The data ->
╔══
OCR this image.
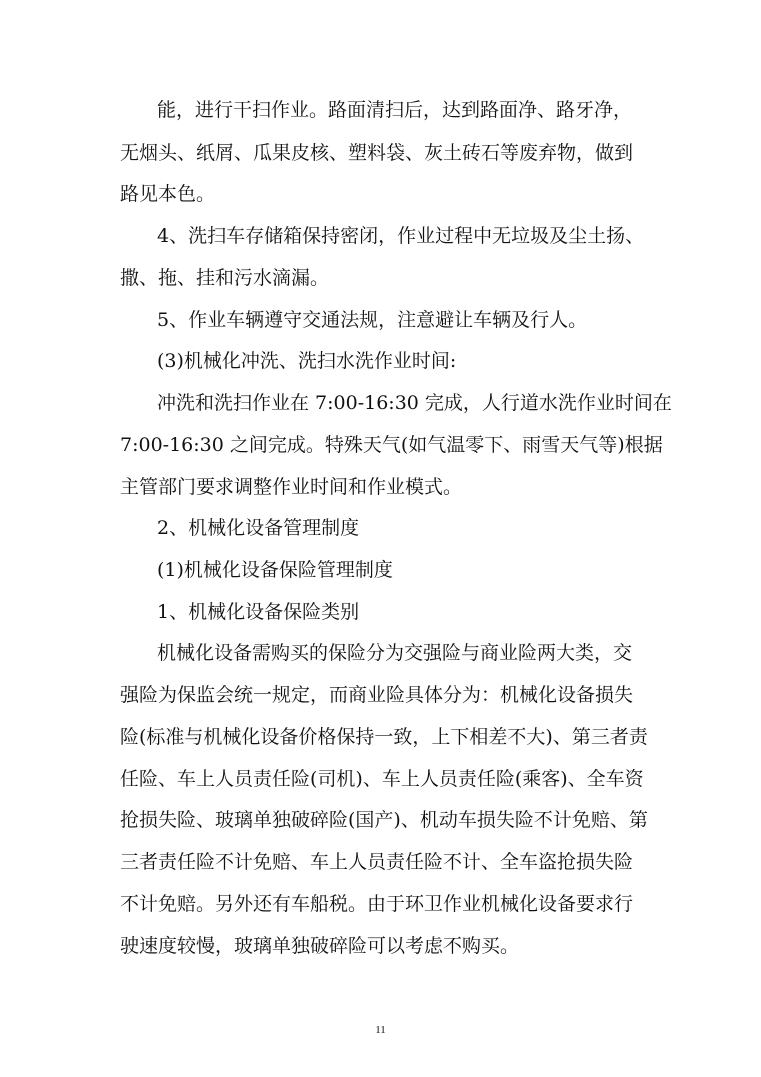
能，进行干扫作业。路面清扫后，达到路面净、路牙净，
无烟头、纸屑、瓜果皮核、塑料袋、灰土砖石等废弃物，做到
路见本色。
4、洗扫车存储箱保持密闭，作业过程中无垃圾及尘土扬、
撒、拖、挂和污水滴漏。
5、作业车辆遵守交通法规，注意避让车辆及行人。
(3)机械化冲洗、洗扫水洗作业时间:
冲洗和洗扫作业在 7:00-16:30 完成，人行道水洗作业时间在
7:00-16:30 之间完成。特殊天气(如气温零下、雨雪天气等)根据
主管部门要求调整作业时间和作业模式。
2、机械化设备管理制度
(1)机械化设备保险管理制度
1、机械化设备保险类别
机械化设备需购买的保险分为交强险与商业险两大类，交
强险为保监会统一规定，而商业险具体分为：机械化设备损失
险(标准与机械化设备价格保持一致，上下相差不大)、第三者责
任险、车上人员责任险(司机)、车上人员责任险(乘客)、全车资
抢损失险、玻璃单独破碎险(国产)、机动车损失险不计免赔、第
三者责任险不计免赔、车上人员责任险不计、全车盗抢损失险
不计免赔。另外还有车船税。由于环卫作业机械化设备要求行
驶速度较慢，玻璃单独破碎险可以考虑不购买。
11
╚══
Given instruction -> Omit the pictures, and quote the material above exactly as given.

Answer below ->
OCR this image.
能，进行干扫作业。路面清扫后，达到路面净、路牙净，
无烟头、纸屑、瓜果皮核、塑料袋、灰土砖石等废弃物，做到
路见本色。
4、洗扫车存储箱保持密闭，作业过程中无垃圾及尘土扬、
撒、拖、挂和污水滴漏。
5、作业车辆遵守交通法规，注意避让车辆及行人。
(3)机械化冲洗、洗扫水洗作业时间:
冲洗和洗扫作业在 7:00-16:30 完成，人行道水洗作业时间在
7:00-16:30 之间完成。特殊天气(如气温零下、雨雪天气等)根据
主管部门要求调整作业时间和作业模式。
2、机械化设备管理制度
(1)机械化设备保险管理制度
1、机械化设备保险类别
机械化设备需购买的保险分为交强险与商业险两大类，交
强险为保监会统一规定，而商业险具体分为：机械化设备损失
险(标准与机械化设备价格保持一致，上下相差不大)、第三者责
任险、车上人员责任险(司机)、车上人员责任险(乘客)、全车资
抢损失险、玻璃单独破碎险(国产)、机动车损失险不计免赔、第
三者责任险不计免赔、车上人员责任险不计、全车盗抢损失险
不计免赔。另外还有车船税。由于环卫作业机械化设备要求行
驶速度较慢，玻璃单独破碎险可以考虑不购买。
11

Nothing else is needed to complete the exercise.